● **DESCRIPTION OF THE TASK**: Please give the stretch from "I thought those" through "true at all." of the PCI offset discussion again, changing "APIs" to "interfaces".

On Fri, Sep 09, 2022 at 06:24:35AM -0700, Christoph Hellwig wrote:
On Wed, Sep 07, 2022 at 01:12:52PM -0300, Jason Gunthorpe wrote:
The PCI offset is some embedded thing - I've never seen it in a server platform.
That's not actually true, e.g. some power system definitively had it, althiugh I don't know if the current ones do.
I thought those were all power embedded systems.
There is a reason why we have these proper APIs and no one has any business bypassing them.
Yes, we should try to support these things, but you said this patch didn't work and wasn't tested - that is not true at all.
And it isn't like we have APIs just sitting here to solve this specific problem. So lets make something.
So, would you be OK with this series if I try to make a dma_map_p2p() that resolves the offset issue?
Well, if it also solves the other issue of invalid scatterlists leaking outside of drm we can think about it.
The scatterlist stuff has already leaked outside of DRM anyhow.

● **GIVEN MATERIAL**:
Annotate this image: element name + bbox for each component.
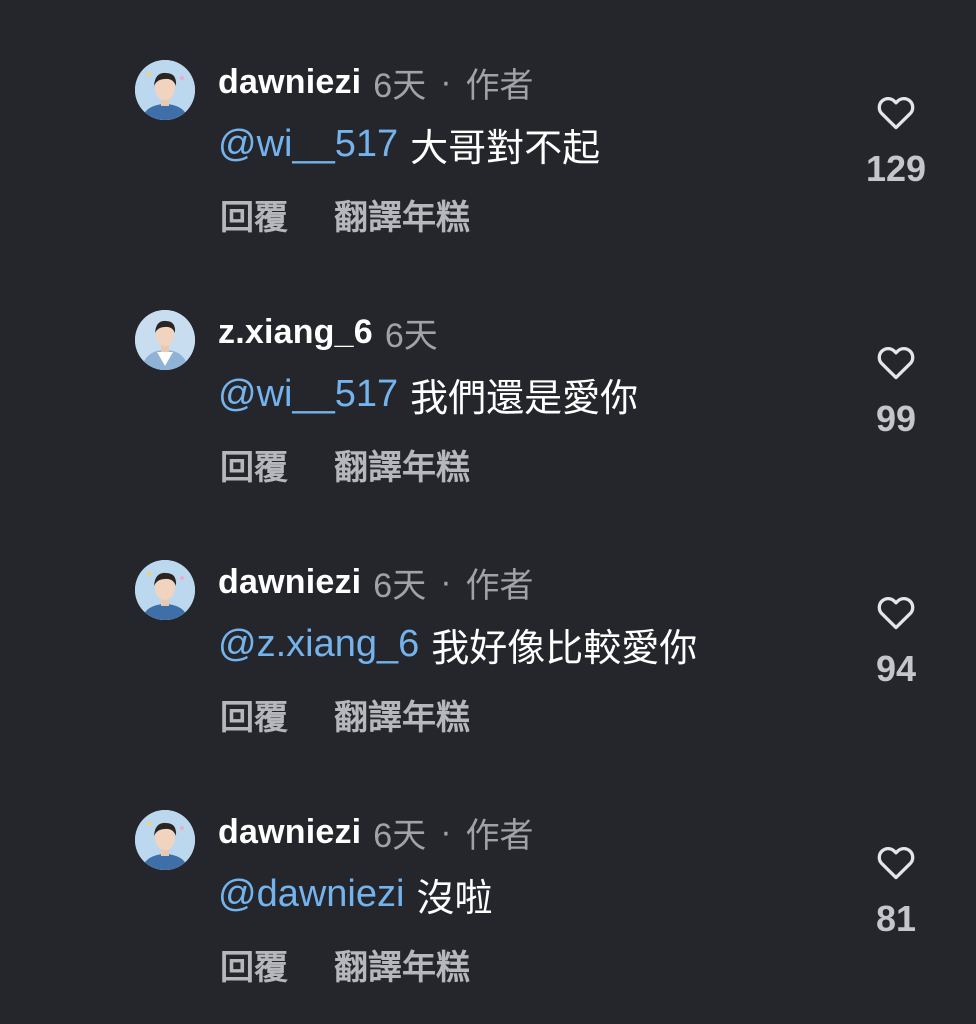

● **CORRECT RESPONSE**:
I thought those were all power embedded systems.
There is a reason why we have these proper interfaces and no one has any business bypassing them.
Yes, we should try to support these things, but you said this patch didn't work and wasn't tested - that is not true at all.